START MATERIAL

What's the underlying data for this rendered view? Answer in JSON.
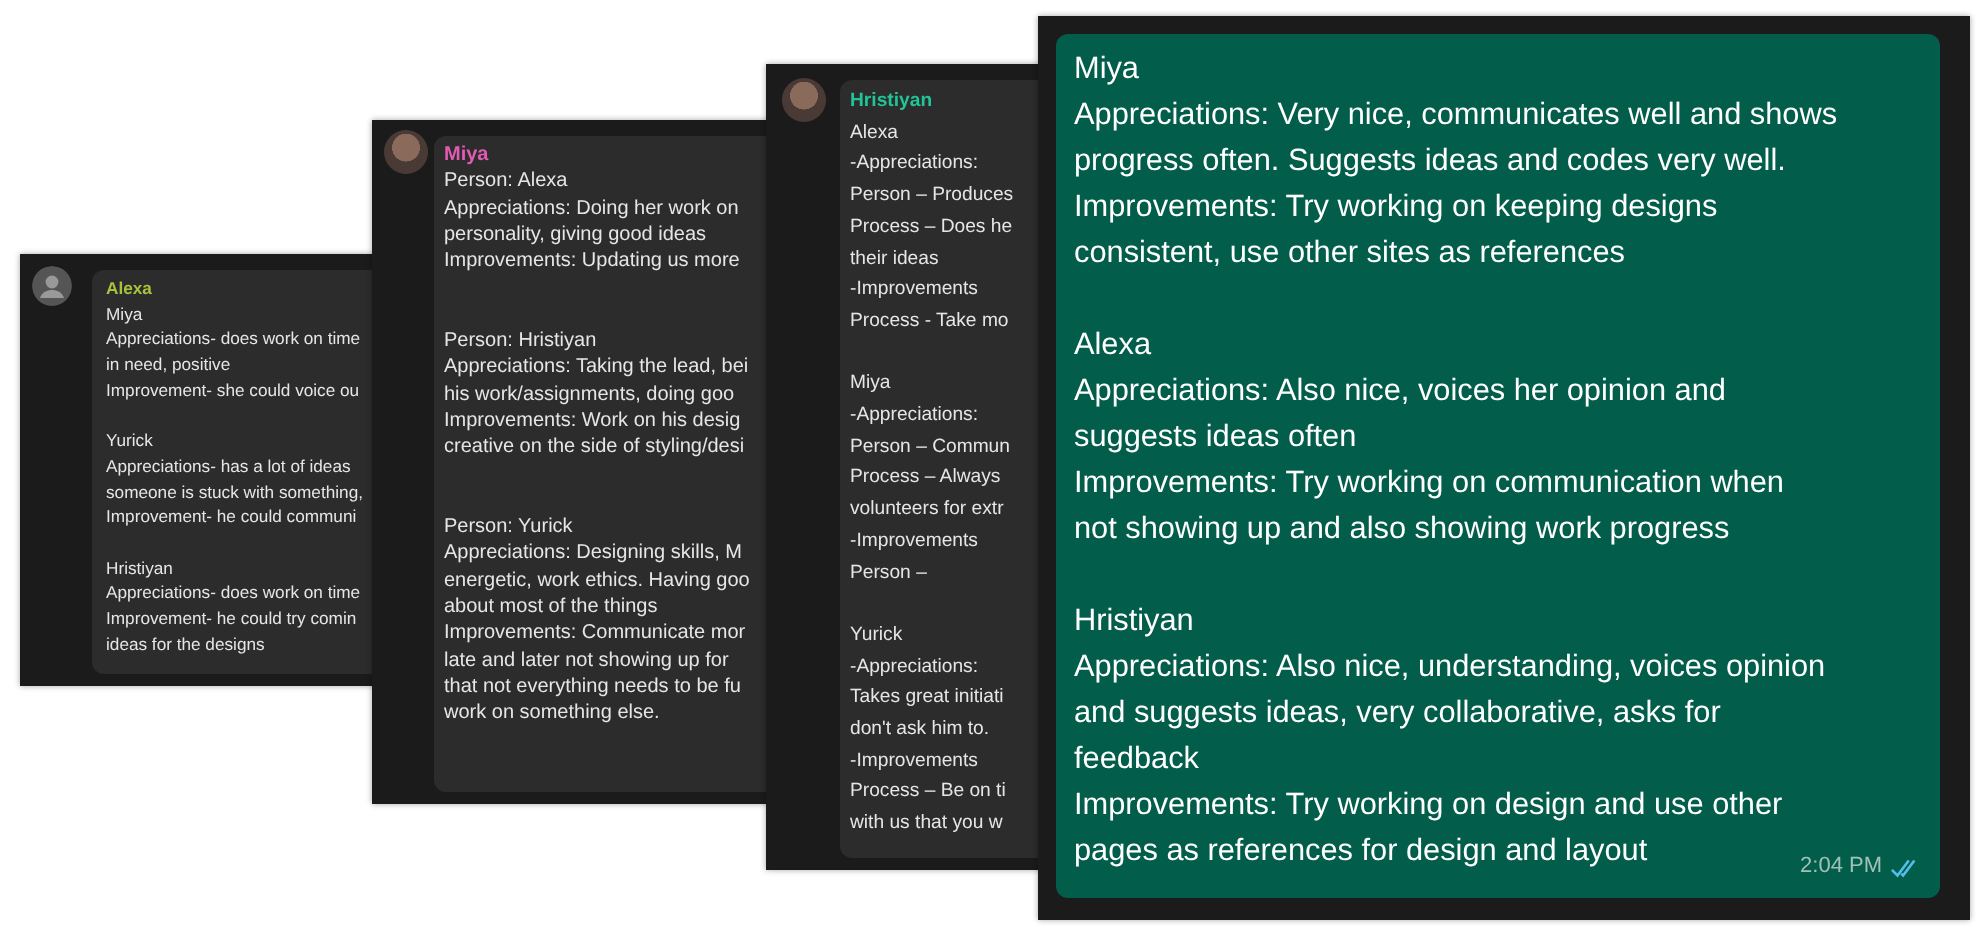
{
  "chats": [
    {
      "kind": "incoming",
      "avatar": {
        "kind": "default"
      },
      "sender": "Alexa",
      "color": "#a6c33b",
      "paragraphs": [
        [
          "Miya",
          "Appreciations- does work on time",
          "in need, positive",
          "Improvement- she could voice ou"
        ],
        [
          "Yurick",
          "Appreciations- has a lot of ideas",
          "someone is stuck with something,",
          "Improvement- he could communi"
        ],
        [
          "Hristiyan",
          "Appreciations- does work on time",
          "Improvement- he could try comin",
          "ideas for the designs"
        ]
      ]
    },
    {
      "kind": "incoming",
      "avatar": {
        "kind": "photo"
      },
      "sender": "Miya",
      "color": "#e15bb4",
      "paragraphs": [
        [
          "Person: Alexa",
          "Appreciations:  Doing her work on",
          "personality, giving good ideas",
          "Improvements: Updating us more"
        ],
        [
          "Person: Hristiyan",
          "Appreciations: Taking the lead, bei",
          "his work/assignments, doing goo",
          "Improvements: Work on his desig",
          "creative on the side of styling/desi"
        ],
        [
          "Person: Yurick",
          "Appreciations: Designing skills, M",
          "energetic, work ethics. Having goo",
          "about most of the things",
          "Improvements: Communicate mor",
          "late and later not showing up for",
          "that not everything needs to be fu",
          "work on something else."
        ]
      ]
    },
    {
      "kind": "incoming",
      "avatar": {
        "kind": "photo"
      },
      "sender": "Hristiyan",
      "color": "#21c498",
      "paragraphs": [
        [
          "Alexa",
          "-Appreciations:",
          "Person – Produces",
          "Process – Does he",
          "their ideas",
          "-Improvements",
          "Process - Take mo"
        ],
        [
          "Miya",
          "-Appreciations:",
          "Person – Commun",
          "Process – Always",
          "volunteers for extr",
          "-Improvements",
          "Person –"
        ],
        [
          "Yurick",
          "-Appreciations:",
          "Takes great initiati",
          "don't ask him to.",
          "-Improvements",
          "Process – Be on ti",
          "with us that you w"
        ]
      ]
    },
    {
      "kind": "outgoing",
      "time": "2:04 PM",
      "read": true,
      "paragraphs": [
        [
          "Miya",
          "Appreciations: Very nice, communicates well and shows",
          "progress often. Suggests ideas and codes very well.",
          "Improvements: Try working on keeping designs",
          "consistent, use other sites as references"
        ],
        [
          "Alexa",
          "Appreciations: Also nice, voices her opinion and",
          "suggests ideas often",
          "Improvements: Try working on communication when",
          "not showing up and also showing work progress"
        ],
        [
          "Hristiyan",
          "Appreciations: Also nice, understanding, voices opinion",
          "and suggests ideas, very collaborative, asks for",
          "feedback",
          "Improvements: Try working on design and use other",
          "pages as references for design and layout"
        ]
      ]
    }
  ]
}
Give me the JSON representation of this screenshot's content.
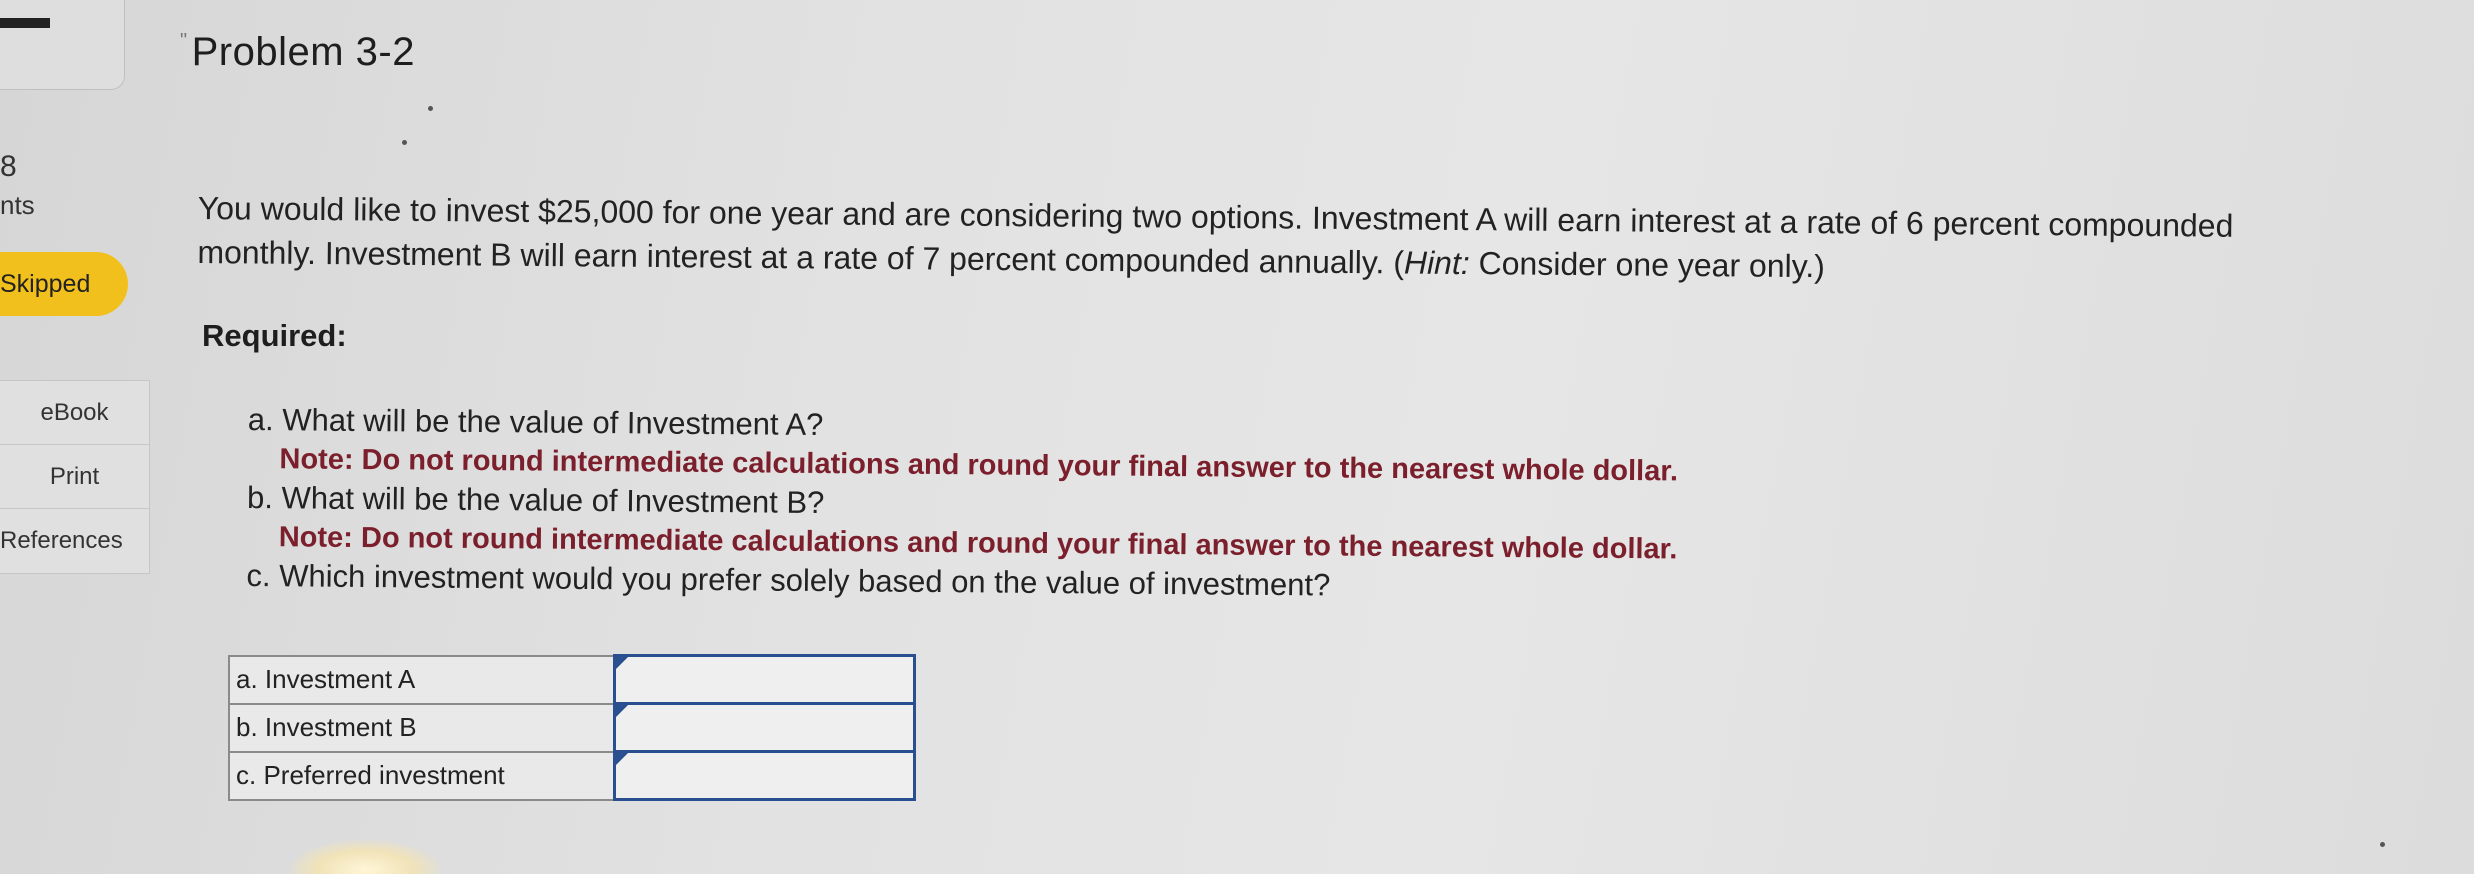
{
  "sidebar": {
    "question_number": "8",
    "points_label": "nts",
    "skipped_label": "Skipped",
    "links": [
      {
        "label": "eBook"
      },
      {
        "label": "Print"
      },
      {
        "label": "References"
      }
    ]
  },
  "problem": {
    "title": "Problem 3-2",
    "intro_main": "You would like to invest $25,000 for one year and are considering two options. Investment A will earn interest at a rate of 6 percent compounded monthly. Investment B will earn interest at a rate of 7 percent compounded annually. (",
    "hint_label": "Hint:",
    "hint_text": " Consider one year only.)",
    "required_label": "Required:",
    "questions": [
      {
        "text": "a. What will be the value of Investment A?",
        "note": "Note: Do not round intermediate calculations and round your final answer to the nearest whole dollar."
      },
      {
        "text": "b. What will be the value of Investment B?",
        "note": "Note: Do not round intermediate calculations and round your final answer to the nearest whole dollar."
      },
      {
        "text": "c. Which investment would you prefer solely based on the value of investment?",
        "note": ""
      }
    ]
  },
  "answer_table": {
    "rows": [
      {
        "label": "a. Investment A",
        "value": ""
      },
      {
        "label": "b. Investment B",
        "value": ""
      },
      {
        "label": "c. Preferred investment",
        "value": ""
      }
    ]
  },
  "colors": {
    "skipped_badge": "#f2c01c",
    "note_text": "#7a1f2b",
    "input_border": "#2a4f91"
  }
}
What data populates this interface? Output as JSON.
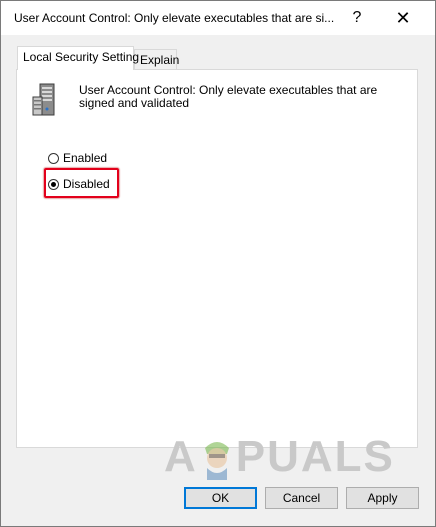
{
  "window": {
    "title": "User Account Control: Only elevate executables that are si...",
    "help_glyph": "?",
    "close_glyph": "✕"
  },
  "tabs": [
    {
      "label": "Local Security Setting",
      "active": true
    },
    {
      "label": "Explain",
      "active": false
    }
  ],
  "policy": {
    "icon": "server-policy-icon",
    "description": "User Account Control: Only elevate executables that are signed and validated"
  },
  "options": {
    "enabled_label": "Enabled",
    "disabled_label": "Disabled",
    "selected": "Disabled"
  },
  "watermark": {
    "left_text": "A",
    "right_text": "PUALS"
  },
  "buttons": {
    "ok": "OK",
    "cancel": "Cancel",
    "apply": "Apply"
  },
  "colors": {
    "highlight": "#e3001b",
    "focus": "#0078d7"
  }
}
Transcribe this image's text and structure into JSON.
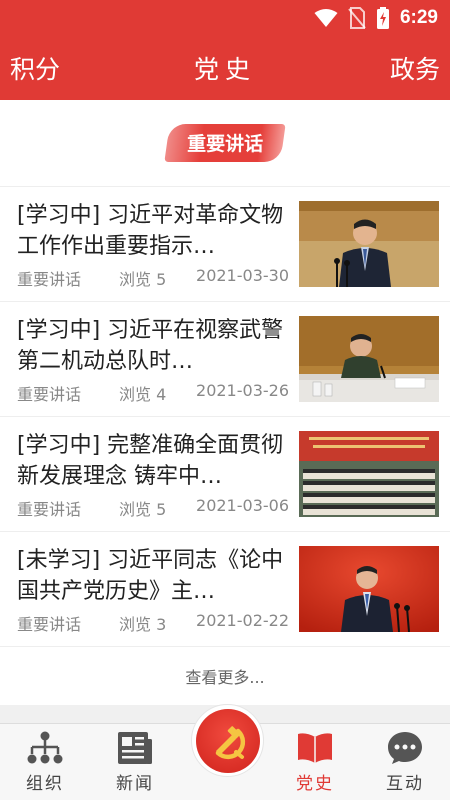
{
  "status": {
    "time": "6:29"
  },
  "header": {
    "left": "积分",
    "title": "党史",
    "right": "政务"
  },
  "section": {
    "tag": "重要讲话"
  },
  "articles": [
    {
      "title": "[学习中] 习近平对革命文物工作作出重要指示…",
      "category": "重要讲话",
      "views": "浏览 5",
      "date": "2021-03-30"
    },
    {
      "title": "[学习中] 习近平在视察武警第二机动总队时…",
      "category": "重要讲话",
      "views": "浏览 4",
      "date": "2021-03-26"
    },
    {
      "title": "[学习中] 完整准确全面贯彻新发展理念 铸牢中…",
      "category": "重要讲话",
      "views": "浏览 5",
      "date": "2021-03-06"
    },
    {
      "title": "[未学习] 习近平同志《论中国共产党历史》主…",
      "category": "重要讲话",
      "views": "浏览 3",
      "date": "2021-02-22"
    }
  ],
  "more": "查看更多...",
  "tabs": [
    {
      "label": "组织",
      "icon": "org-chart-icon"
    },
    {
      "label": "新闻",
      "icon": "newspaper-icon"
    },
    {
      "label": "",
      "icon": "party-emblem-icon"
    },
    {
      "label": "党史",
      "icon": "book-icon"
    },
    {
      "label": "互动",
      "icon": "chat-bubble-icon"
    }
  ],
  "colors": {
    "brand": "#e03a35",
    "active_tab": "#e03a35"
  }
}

END MATERIAL

→ WHAT YOU SHOULD DO: Across the material above, how many lines include the string "Improvements"? Only the number is wanted.

→ FINAL RESULT: 9